Exercise details
List each line of the data that holds the string "Steps".

Material for this exercise
"""

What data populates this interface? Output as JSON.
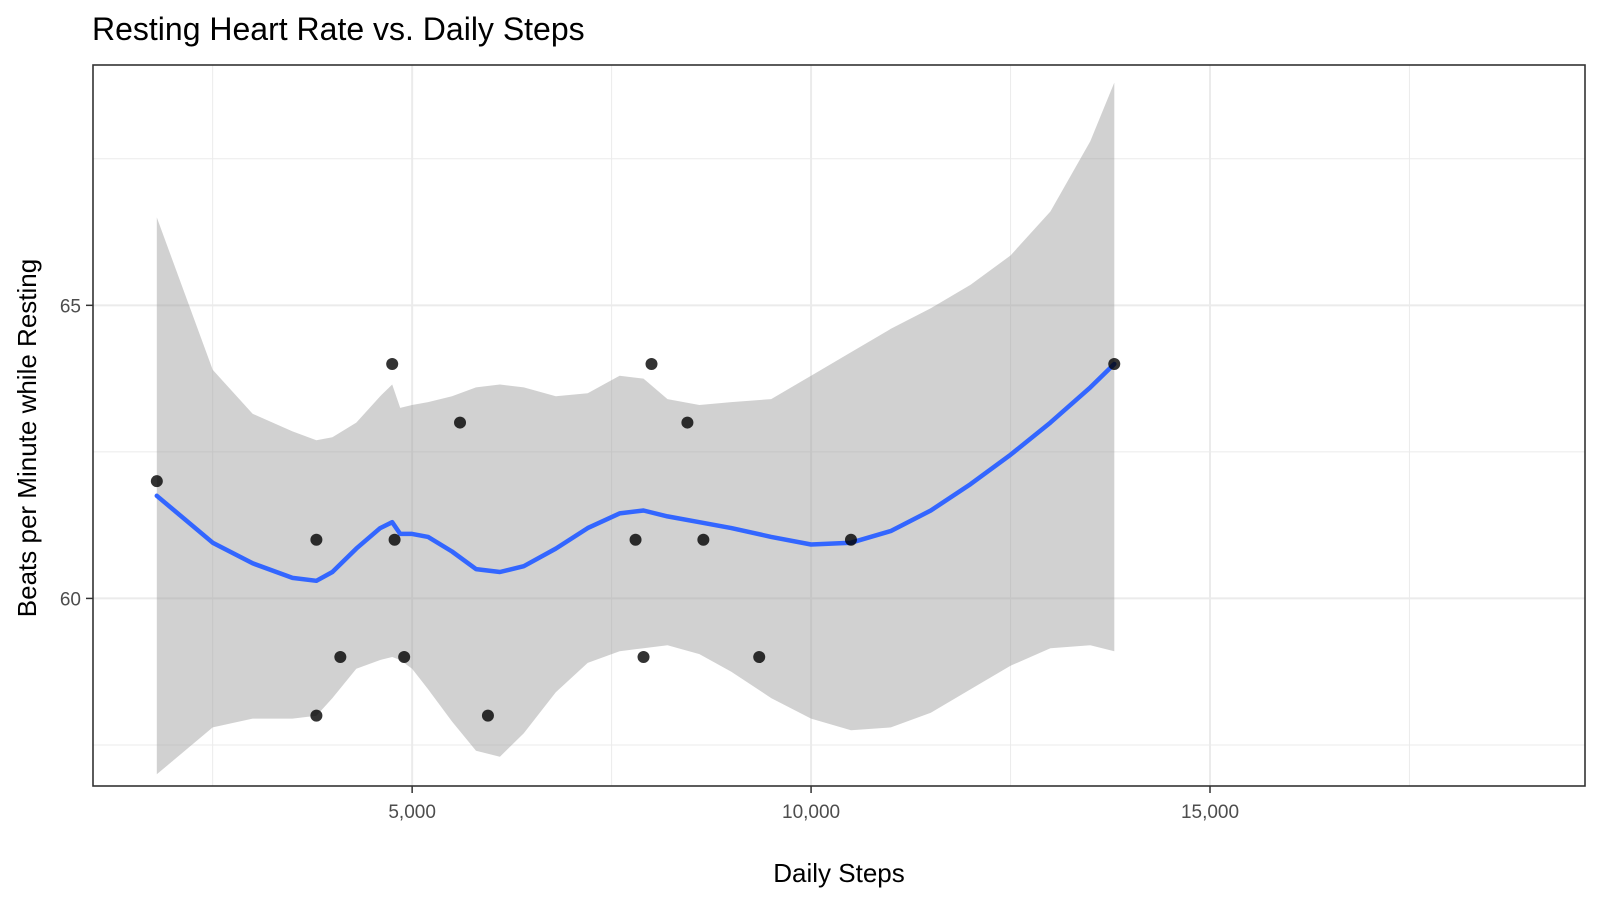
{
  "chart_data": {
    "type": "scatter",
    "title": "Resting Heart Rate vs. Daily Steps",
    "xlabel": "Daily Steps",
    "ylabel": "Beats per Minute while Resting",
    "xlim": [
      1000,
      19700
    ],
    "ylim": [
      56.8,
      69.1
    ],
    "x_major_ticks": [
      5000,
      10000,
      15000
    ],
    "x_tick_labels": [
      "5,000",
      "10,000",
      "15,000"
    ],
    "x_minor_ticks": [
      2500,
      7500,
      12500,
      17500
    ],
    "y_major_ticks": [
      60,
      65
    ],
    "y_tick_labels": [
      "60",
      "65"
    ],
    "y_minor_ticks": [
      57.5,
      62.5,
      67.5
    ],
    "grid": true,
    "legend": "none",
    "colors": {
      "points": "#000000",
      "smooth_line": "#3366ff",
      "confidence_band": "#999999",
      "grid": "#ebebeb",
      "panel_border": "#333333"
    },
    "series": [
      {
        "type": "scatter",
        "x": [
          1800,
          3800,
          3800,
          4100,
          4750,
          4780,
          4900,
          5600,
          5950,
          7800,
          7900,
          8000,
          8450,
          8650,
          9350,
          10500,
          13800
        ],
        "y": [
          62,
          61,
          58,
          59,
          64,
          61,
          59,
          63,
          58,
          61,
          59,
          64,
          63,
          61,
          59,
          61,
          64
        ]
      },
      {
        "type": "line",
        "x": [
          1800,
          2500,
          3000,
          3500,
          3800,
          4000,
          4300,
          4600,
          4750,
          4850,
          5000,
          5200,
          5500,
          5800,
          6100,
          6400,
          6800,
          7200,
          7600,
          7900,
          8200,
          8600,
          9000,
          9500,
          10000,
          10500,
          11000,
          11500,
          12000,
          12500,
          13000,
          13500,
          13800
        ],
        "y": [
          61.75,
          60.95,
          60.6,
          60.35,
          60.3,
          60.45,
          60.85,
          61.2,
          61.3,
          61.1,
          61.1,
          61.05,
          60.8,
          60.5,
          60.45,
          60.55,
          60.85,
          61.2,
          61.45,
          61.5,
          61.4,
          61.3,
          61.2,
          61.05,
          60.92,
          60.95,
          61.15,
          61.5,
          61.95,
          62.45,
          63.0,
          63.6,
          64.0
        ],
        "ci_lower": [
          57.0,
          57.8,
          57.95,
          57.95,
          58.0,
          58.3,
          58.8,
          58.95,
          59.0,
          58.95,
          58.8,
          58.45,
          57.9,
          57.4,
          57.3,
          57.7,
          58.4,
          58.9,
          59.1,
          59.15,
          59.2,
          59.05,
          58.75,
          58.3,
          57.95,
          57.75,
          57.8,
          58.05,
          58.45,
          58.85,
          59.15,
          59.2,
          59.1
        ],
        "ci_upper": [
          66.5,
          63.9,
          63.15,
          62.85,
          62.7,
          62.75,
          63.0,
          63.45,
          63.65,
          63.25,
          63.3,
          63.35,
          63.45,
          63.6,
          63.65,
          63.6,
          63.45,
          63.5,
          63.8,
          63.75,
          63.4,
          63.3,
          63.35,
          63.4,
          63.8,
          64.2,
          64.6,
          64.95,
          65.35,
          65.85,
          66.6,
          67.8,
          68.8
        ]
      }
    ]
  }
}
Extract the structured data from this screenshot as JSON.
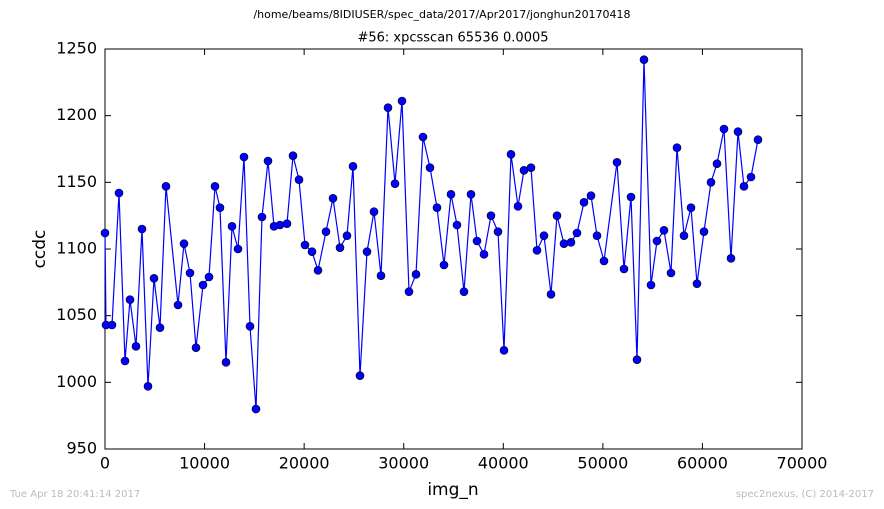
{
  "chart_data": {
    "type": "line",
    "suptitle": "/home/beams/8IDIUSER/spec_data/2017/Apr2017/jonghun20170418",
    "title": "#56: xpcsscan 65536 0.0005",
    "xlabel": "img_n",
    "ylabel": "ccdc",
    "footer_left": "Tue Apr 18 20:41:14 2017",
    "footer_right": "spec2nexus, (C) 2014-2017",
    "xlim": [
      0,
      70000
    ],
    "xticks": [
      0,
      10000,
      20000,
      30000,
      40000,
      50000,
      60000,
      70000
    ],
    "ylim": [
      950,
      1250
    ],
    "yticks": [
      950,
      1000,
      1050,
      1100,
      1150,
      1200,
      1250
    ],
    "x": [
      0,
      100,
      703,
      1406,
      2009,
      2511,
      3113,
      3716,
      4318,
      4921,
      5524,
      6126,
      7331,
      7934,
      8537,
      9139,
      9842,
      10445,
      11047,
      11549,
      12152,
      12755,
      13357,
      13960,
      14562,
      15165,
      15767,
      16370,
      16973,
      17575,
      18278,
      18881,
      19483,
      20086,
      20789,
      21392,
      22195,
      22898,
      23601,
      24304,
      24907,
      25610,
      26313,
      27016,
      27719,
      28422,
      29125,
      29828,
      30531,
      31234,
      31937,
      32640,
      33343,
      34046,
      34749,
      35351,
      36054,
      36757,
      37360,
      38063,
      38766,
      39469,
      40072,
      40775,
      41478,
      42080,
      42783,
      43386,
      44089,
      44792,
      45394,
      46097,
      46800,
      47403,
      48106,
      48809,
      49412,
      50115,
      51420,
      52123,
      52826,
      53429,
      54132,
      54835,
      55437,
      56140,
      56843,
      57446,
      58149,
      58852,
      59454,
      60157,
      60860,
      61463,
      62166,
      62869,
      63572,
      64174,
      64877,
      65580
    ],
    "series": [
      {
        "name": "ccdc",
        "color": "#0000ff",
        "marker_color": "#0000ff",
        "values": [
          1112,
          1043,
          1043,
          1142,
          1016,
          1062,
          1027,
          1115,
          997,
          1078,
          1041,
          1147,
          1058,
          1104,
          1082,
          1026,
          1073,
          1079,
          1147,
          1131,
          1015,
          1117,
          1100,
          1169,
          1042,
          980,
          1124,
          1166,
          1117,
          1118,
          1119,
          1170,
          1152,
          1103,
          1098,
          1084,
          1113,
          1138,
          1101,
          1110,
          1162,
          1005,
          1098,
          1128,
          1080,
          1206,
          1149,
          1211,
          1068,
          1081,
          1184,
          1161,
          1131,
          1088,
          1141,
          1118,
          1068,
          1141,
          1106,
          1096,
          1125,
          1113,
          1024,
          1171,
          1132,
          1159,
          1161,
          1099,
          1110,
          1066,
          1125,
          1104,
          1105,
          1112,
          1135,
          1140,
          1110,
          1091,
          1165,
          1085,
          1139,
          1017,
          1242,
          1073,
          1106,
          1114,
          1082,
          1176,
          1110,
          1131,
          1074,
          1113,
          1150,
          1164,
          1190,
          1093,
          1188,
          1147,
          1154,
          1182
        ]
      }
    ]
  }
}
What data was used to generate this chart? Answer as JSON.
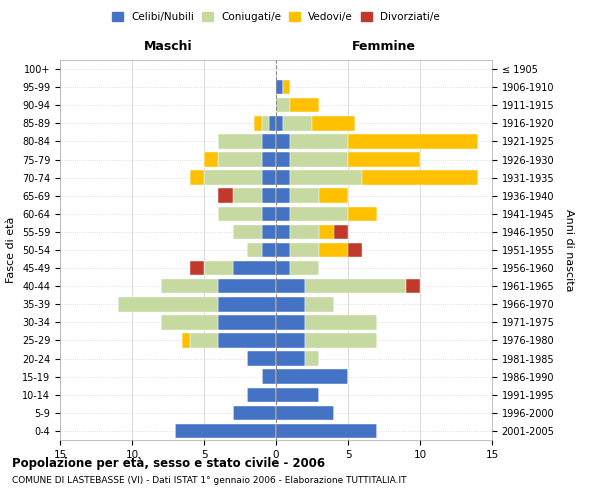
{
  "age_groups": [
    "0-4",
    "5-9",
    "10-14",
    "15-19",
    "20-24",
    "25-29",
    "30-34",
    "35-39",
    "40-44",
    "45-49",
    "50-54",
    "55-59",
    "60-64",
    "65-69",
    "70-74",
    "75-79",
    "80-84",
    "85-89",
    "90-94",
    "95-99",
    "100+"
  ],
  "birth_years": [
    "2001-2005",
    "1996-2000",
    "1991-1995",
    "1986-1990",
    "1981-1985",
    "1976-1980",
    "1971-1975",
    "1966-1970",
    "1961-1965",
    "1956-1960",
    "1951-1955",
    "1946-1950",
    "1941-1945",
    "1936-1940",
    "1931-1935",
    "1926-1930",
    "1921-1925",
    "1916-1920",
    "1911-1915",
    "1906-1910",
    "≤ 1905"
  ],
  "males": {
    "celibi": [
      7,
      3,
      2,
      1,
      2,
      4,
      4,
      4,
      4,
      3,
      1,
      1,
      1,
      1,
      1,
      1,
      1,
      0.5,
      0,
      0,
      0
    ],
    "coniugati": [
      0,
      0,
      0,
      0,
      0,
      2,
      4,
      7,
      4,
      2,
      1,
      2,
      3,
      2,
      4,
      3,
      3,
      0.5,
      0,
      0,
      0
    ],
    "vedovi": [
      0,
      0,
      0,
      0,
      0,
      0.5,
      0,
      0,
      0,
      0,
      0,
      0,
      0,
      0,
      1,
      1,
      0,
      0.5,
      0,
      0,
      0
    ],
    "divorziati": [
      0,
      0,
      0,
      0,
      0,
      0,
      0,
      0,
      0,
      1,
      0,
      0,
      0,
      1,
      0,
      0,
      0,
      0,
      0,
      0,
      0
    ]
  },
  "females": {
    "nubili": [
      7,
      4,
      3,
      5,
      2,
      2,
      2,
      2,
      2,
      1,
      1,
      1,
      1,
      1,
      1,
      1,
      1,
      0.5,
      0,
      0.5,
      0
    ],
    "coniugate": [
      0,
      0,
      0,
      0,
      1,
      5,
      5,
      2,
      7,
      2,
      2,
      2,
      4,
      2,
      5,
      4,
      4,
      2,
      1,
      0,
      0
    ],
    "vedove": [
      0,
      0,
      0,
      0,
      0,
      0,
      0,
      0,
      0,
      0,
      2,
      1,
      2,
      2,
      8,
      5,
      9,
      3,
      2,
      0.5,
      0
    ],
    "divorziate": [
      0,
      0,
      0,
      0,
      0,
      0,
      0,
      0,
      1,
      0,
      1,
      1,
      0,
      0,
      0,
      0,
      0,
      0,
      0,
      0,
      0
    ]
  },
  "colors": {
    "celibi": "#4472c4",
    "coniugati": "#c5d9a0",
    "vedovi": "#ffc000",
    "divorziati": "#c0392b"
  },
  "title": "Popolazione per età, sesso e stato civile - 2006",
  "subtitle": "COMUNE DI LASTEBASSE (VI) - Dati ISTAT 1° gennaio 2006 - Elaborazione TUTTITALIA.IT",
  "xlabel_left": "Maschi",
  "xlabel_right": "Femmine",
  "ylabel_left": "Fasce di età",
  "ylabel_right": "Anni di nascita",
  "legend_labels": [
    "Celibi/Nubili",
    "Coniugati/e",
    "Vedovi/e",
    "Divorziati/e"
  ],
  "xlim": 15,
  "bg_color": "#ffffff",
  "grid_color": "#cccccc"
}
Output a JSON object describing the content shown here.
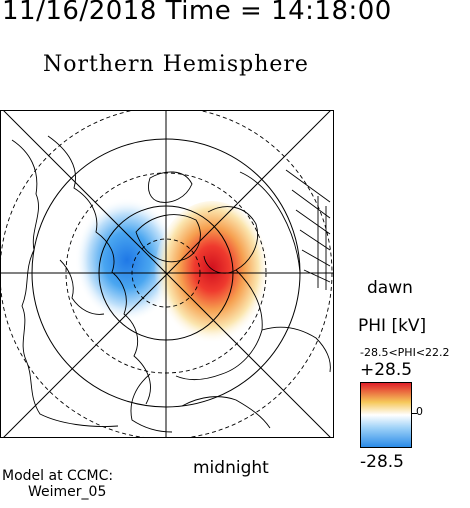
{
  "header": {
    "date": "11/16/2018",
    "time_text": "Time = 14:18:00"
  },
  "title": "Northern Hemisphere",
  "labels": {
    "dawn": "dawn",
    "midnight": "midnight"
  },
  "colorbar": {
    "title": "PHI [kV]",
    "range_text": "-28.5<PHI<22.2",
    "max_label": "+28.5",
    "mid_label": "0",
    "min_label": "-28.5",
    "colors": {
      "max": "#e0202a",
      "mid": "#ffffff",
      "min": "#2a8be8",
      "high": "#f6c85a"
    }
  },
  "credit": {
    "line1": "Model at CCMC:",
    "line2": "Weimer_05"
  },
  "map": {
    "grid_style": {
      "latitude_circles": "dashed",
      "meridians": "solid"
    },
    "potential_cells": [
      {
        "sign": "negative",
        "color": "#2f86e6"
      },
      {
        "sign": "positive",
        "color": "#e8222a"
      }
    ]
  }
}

"""

Result of this exercise
    "title": "Resting Heart Rate vs. Daily Steps",
    "xlabel": "Daily Steps",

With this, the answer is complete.